| Your task |
Locate the word "name" in the entries below, then gather every line that holds it.

| Dataset entries |
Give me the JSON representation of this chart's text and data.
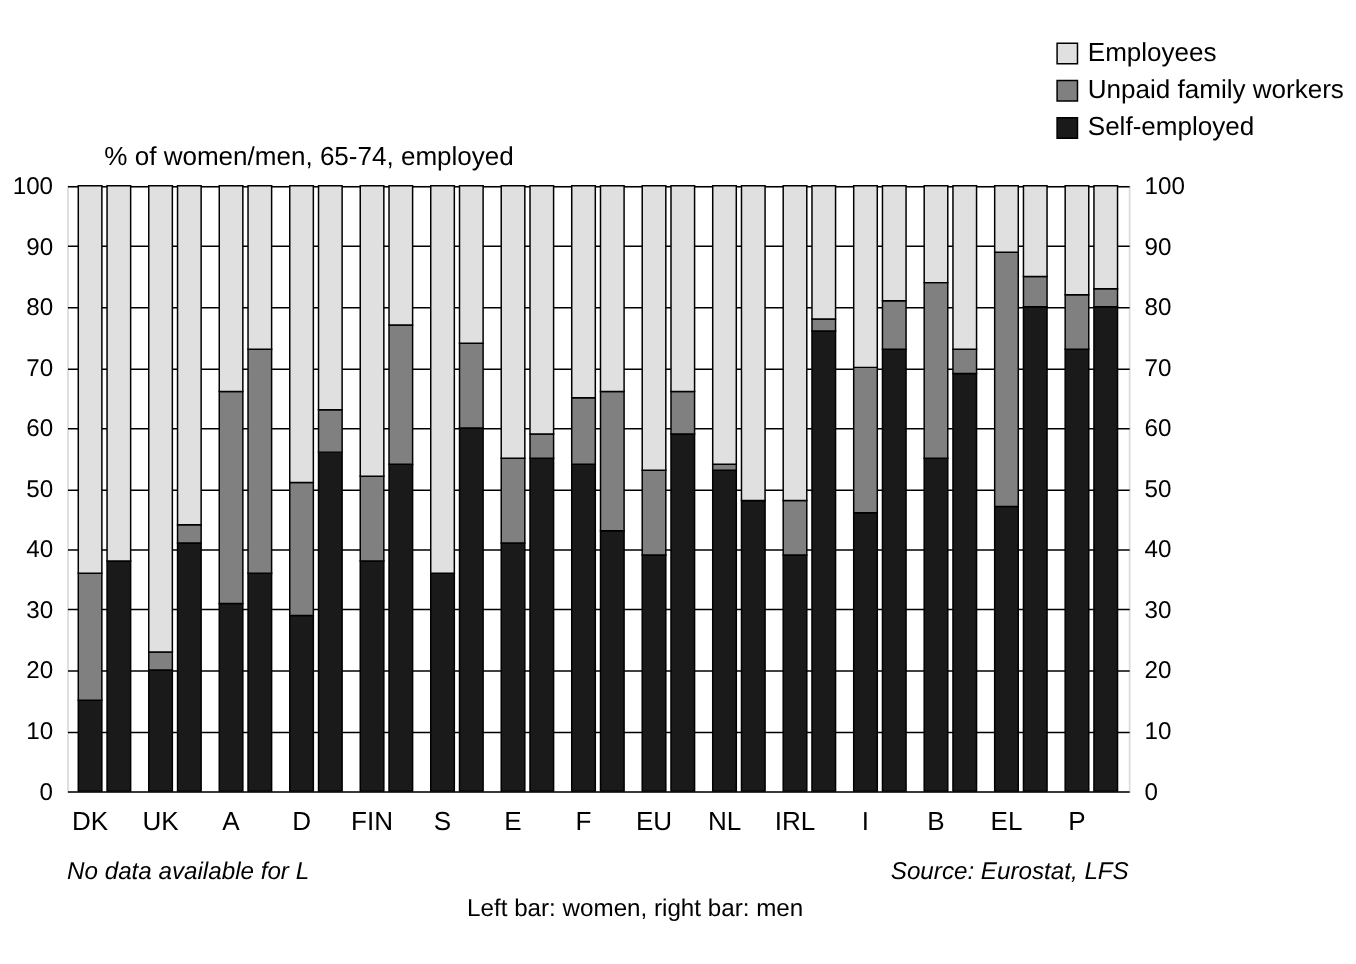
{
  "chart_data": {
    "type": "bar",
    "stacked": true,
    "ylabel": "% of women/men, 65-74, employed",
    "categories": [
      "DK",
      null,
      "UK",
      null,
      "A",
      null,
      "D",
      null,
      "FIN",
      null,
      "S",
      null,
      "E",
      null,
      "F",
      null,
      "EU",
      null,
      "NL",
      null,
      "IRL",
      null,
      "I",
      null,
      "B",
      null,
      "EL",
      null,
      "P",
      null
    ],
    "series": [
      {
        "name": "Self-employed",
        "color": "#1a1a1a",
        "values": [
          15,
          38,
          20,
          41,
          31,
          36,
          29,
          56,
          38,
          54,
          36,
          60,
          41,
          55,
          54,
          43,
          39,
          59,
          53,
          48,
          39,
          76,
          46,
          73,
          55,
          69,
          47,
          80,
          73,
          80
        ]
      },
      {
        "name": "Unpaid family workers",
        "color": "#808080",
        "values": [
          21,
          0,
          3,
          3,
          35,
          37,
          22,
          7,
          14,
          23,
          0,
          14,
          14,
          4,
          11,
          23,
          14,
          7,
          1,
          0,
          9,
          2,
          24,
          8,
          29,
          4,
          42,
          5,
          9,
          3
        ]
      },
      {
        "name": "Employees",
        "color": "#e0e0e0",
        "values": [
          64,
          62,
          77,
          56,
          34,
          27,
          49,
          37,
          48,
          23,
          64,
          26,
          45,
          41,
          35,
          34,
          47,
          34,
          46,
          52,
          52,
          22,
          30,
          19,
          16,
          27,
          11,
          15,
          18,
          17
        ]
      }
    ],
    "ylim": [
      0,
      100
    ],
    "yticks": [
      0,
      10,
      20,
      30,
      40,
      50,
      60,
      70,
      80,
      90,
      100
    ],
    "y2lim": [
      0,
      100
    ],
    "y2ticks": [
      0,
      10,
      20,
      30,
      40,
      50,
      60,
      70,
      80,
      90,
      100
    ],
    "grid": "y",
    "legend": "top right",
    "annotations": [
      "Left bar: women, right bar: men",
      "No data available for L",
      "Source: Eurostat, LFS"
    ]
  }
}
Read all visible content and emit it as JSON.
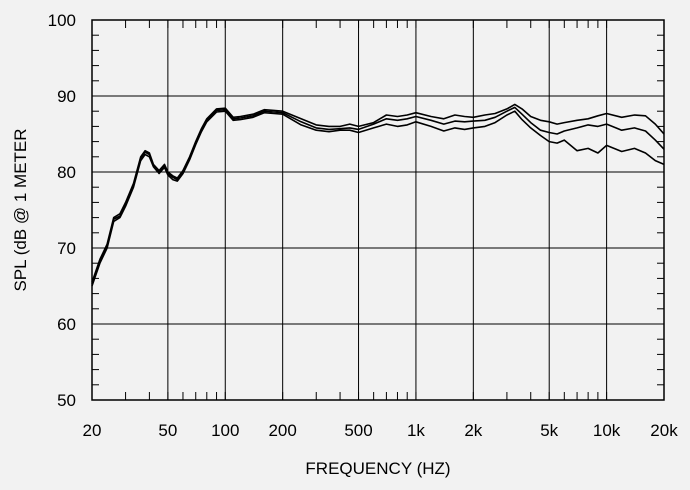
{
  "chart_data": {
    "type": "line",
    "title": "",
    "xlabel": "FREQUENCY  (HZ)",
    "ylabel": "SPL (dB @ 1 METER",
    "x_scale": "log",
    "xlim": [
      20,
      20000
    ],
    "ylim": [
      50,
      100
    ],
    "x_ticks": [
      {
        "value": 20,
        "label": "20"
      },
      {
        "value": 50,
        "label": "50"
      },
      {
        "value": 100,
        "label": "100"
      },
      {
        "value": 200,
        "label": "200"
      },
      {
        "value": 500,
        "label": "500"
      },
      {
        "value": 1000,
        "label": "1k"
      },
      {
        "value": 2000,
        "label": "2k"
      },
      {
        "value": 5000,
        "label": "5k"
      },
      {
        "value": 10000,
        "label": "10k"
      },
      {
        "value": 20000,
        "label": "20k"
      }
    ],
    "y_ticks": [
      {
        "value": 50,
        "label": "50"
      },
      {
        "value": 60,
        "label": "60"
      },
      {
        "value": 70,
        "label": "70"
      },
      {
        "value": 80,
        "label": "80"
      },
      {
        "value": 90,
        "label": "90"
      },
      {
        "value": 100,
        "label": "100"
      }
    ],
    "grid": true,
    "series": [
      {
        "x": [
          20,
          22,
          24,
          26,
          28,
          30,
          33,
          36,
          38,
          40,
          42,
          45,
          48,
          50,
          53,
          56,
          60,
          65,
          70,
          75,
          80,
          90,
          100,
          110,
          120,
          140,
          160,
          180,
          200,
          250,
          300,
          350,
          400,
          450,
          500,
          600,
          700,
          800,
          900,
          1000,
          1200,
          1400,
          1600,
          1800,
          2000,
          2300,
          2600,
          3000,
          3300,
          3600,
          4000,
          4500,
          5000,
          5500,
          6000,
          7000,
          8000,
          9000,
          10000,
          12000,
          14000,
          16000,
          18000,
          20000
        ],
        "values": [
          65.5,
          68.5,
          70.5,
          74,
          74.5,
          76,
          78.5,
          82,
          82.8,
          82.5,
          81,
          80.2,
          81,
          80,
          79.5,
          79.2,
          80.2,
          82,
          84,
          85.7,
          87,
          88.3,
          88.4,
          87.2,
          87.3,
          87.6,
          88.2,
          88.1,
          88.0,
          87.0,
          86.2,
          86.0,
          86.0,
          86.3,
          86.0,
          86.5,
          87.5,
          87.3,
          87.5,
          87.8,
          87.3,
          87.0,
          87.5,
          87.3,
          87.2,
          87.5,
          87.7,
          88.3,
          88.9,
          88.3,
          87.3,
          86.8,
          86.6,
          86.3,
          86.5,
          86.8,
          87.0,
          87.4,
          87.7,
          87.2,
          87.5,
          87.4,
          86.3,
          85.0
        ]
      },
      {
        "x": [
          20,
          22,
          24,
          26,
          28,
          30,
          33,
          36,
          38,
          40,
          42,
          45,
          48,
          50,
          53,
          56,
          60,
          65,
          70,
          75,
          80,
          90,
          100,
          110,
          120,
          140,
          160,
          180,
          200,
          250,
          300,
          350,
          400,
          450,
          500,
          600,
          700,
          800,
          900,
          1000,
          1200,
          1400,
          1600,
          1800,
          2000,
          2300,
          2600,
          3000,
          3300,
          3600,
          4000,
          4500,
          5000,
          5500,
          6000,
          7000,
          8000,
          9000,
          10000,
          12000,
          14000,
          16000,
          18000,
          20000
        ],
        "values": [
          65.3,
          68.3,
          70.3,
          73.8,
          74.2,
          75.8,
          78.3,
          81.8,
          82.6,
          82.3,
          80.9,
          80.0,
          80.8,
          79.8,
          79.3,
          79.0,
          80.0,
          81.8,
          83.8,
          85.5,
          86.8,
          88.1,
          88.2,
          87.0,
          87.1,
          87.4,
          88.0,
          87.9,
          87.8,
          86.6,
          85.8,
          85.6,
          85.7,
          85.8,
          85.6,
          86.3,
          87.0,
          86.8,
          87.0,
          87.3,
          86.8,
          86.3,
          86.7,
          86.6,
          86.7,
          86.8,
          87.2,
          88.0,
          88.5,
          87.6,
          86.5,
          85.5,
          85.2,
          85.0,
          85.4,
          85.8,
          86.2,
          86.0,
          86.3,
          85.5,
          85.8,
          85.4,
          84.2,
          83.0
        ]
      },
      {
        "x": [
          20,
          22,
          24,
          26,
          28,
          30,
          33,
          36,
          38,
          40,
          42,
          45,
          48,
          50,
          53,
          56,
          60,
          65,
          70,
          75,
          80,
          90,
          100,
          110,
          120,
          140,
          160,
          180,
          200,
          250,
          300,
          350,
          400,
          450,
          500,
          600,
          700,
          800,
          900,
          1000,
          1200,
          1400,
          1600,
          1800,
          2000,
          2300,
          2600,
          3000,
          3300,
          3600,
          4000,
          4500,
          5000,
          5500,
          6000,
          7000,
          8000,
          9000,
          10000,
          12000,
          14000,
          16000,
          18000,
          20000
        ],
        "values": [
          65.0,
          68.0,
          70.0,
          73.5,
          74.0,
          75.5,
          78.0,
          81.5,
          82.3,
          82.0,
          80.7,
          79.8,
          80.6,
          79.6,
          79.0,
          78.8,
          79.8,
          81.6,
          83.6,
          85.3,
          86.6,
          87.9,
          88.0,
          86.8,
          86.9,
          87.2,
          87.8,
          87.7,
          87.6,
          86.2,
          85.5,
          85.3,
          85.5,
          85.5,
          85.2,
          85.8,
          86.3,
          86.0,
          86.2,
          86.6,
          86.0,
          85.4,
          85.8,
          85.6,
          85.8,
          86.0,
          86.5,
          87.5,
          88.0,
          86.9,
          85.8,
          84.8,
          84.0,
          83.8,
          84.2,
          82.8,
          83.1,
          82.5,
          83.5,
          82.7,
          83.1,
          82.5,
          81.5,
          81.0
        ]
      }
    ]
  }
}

| Response to the task |
        "name": "Self-employed",
        "name": "Unpaid family workers",
        "name": "Employees",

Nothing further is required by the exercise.